§ **Exercise**
Write out the full set of records exactly. Any pictures in them do not belong in the copy.

Stored records:
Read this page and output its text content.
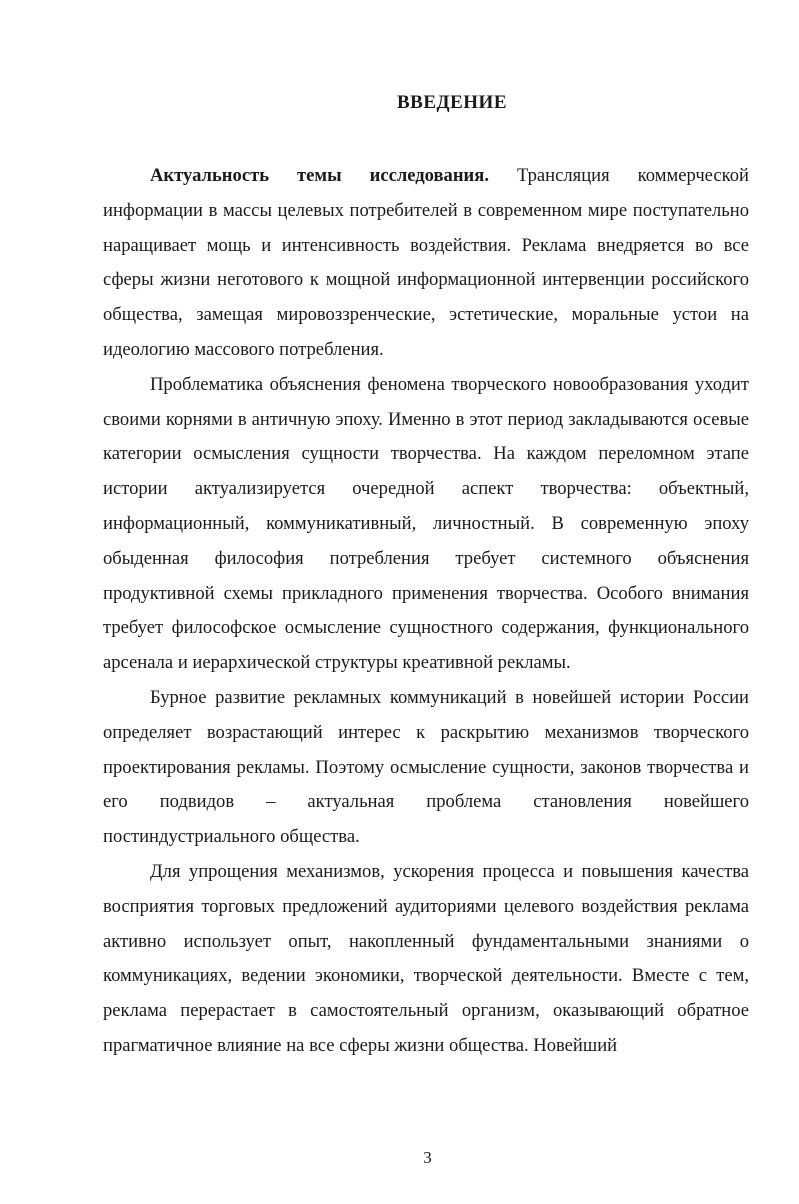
ВВЕДЕНИЕ

Актуальность темы исследования. Трансляция коммерческой информации в массы целевых потребителей в современном мире поступательно наращивает мощь и интенсивность воздействия. Реклама внедряется во все сферы жизни неготового к мощной информационной интервенции российского общества, замещая мировоззренческие, эстетические, моральные устои на идеологию массового потребления.

Проблематика объяснения феномена творческого новообразования уходит своими корнями в античную эпоху. Именно в этот период закладываются осевые категории осмысления сущности творчества. На каждом переломном этапе истории актуализируется очередной аспект творчества: объектный, информационный, коммуникативный, личностный. В современную эпоху обыденная философия потребления требует системного объяснения продуктивной схемы прикладного применения творчества. Особого внимания требует философское осмысление сущностного содержания, функционального арсенала и иерархической структуры креативной рекламы.

Бурное развитие рекламных коммуникаций в новейшей истории России определяет возрастающий интерес к раскрытию механизмов творческого проектирования рекламы. Поэтому осмысление сущности, законов творчества и его подвидов – актуальная проблема становления новейшего постиндустриального общества.

Для упрощения механизмов, ускорения процесса и повышения качества восприятия торговых предложений аудиториями целевого воздействия реклама активно использует опыт, накопленный фундаментальными знаниями о коммуникациях, ведении экономики, творческой деятельности. Вместе с тем, реклама перерастает в самостоятельный организм, оказывающий обратное прагматичное влияние на все сферы жизни общества. Новейший

3
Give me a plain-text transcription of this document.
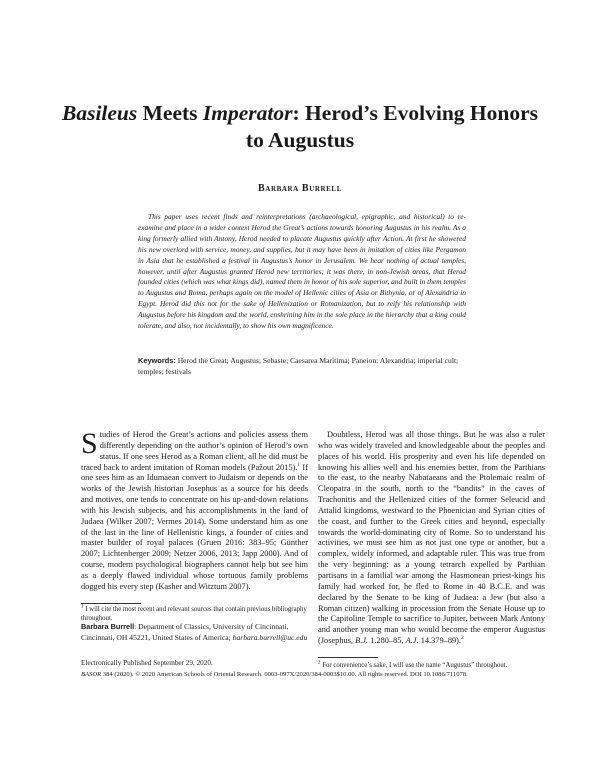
Basileus Meets Imperator: Herod’s Evolving Honors to Augustus
Barbara Burrell
This paper uses recent finds and reinterpretations (archaeological, epigraphic, and historical) to re-examine and place in a wider context Herod the Great’s actions towards honoring Augustus in his realm. As a king formerly allied with Antony, Herod needed to placate Augustus quickly after Action. At first he showered his new overlord with service, money, and supplies, but it may have been in imitation of cities like Pergamon in Asia that he established a festival in Augustus’s honor in Jerusalem. We hear nothing of actual temples, however, until after Augustus granted Herod new territories; it was there, in non-Jewish areas, that Herod founded cities (which was what kings did), named them in honor of his sole superior, and built in them temples to Augustus and Roma, perhaps again on the model of Hellenic cities of Asia or Bithynia, or of Alexandria in Egypt. Herod did this not for the sake of Hellenization or Romanization, but to reify his relationship with Augustus before his kingdom and the world, enshrining him in the sole place in the hierarchy that a king could tolerate, and also, not incidentally, to show his own magnificence.
Keywords: Herod the Great; Augustus; Sebaste; Caesarea Maritima; Paneion; Alexandria; imperial cult; temples; festivals
Studies of Herod the Great’s actions and policies assess them differently depending on the author’s opinion of Herod’s own status. If one sees Herod as a Roman client, all he did must be traced back to ardent imitation of Roman models (Pažout 2015).$^1$ If one sees him as an Idumaean convert to Judaism or depends on the works of the Jewish historian Josephus as a source for his deeds and motives, one tends to concentrate on his up-and-down relations with his Jewish subjects, and his accomplishments in the land of Judaea (Wilker 2007; Vermes 2014). Some understand him as one of the last in the line of Hellenistic kings, a founder of cities and master builder of royal palaces (Gruen 2016: 383–95; Günther 2007; Lichtenberger 2009; Netzer 2006, 2013; Japp 2000). And of course, modern psychological biographers cannot help but see him as a deeply flawed individual whose tortuous family problems dogged his every step (Kasher and Witztum 2007).
Doubtless, Herod was all those things. But he was also a ruler who was widely traveled and knowledgeable about the peoples and places of his world. His prosperity and even his life depended on knowing his allies well and his enemies better, from the Parthians to the east, to the nearby Nabataeans and the Ptolemaic realm of Cleopatra in the south, north to the “bandits” in the caves of Trachonitis and the Hellenized cities of the former Seleucid and Attalid kingdoms, westward to the Phoenician and Syrian cities of the coast, and further to the Greek cities and beyond, especially towards the world-dominating city of Rome. So to understand his activities, we must see him as not just one type or another, but a complex, widely informed, and adaptable ruler. This was true from the very beginning: as a young tetrarch expelled by Parthian partisans in a familial war among the Hasmonean priest-kings his family had worked for, he fled to Rome in 40 B.C.E. and was declared by the Senate to be king of Judaea: a Jew (but also a Roman citizen) walking in procession from the Senate House up to the Capitoline Temple to sacrifice to Jupiter, between Mark Antony and another young man who would become the emperor Augustus (Josephus, B.J. 1.280–85, A.J. 14.379–89).$^2$
$^1$ I will cite the most recent and relevant sources that contain previous bibliography throughout.
$^2$ For convenience’s sake, I will use the name “Augustus” throughout.
Barbara Burrell: Department of Classics, University of Cincinnati, Cincinnati, OH 45221, United States of America; barbara.burrell@uc.edu
Electronically Published September 29, 2020.
BASOR 384 (2020). © 2020 American Schools of Oriental Research. 0003-097X/2020/384-0003$10.00. All rights reserved. DOI 10.1086/711078.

§ **Output for this exercise**
Read this page and output its text content.
ВВЕДЕНИЕ

Актуальность темы исследования. Трансляция коммерческой информации в массы целевых потребителей в современном мире поступательно наращивает мощь и интенсивность воздействия. Реклама внедряется во все сферы жизни неготового к мощной информационной интервенции российского общества, замещая мировоззренческие, эстетические, моральные устои на идеологию массового потребления.

Проблематика объяснения феномена творческого новообразования уходит своими корнями в античную эпоху. Именно в этот период закладываются осевые категории осмысления сущности творчества. На каждом переломном этапе истории актуализируется очередной аспект творчества: объектный, информационный, коммуникативный, личностный. В современную эпоху обыденная философия потребления требует системного объяснения продуктивной схемы прикладного применения творчества. Особого внимания требует философское осмысление сущностного содержания, функционального арсенала и иерархической структуры креативной рекламы.

Бурное развитие рекламных коммуникаций в новейшей истории России определяет возрастающий интерес к раскрытию механизмов творческого проектирования рекламы. Поэтому осмысление сущности, законов творчества и его подвидов – актуальная проблема становления новейшего постиндустриального общества.

Для упрощения механизмов, ускорения процесса и повышения качества восприятия торговых предложений аудиториями целевого воздействия реклама активно использует опыт, накопленный фундаментальными знаниями о коммуникациях, ведении экономики, творческой деятельности. Вместе с тем, реклама перерастает в самостоятельный организм, оказывающий обратное прагматичное влияние на все сферы жизни общества. Новейший

3
Give me a plain-text transcription of this document.
Basileus Meets Imperator: Herod’s Evolving Honors to Augustus
Barbara Burrell
This paper uses recent finds and reinterpretations (archaeological, epigraphic, and historical) to re-examine and place in a wider context Herod the Great’s actions towards honoring Augustus in his realm. As a king formerly allied with Antony, Herod needed to placate Augustus quickly after Action. At first he showered his new overlord with service, money, and supplies, but it may have been in imitation of cities like Pergamon in Asia that he established a festival in Augustus’s honor in Jerusalem. We hear nothing of actual temples, however, until after Augustus granted Herod new territories; it was there, in non-Jewish areas, that Herod founded cities (which was what kings did), named them in honor of his sole superior, and built in them temples to Augustus and Roma, perhaps again on the model of Hellenic cities of Asia or Bithynia, or of Alexandria in Egypt. Herod did this not for the sake of Hellenization or Romanization, but to reify his relationship with Augustus before his kingdom and the world, enshrining him in the sole place in the hierarchy that a king could tolerate, and also, not incidentally, to show his own magnificence.
Keywords: Herod the Great; Augustus; Sebaste; Caesarea Maritima; Paneion; Alexandria; imperial cult; temples; festivals
Studies of Herod the Great’s actions and policies assess them differently depending on the author’s opinion of Herod’s own status. If one sees Herod as a Roman client, all he did must be traced back to ardent imitation of Roman models (Pažout 2015).$^1$ If one sees him as an Idumaean convert to Judaism or depends on the works of the Jewish historian Josephus as a source for his deeds and motives, one tends to concentrate on his up-and-down relations with his Jewish subjects, and his accomplishments in the land of Judaea (Wilker 2007; Vermes 2014). Some understand him as one of the last in the line of Hellenistic kings, a founder of cities and master builder of royal palaces (Gruen 2016: 383–95; Günther 2007; Lichtenberger 2009; Netzer 2006, 2013; Japp 2000). And of course, modern psychological biographers cannot help but see him as a deeply flawed individual whose tortuous family problems dogged his every step (Kasher and Witztum 2007).
Doubtless, Herod was all those things. But he was also a ruler who was widely traveled and knowledgeable about the peoples and places of his world. His prosperity and even his life depended on knowing his allies well and his enemies better, from the Parthians to the east, to the nearby Nabataeans and the Ptolemaic realm of Cleopatra in the south, north to the “bandits” in the caves of Trachonitis and the Hellenized cities of the former Seleucid and Attalid kingdoms, westward to the Phoenician and Syrian cities of the coast, and further to the Greek cities and beyond, especially towards the world-dominating city of Rome. So to understand his activities, we must see him as not just one type or another, but a complex, widely informed, and adaptable ruler. This was true from the very beginning: as a young tetrarch expelled by Parthian partisans in a familial war among the Hasmonean priest-kings his family had worked for, he fled to Rome in 40 B.C.E. and was declared by the Senate to be king of Judaea: a Jew (but also a Roman citizen) walking in procession from the Senate House up to the Capitoline Temple to sacrifice to Jupiter, between Mark Antony and another young man who would become the emperor Augustus (Josephus, B.J. 1.280–85, A.J. 14.379–89).$^2$
$^1$ I will cite the most recent and relevant sources that contain previous bibliography throughout.
$^2$ For convenience’s sake, I will use the name “Augustus” throughout.
Barbara Burrell: Department of Classics, University of Cincinnati, Cincinnati, OH 45221, United States of America; barbara.burrell@uc.edu
Electronically Published September 29, 2020.
BASOR 384 (2020). © 2020 American Schools of Oriental Research. 0003-097X/2020/384-0003$10.00. All rights reserved. DOI 10.1086/711078.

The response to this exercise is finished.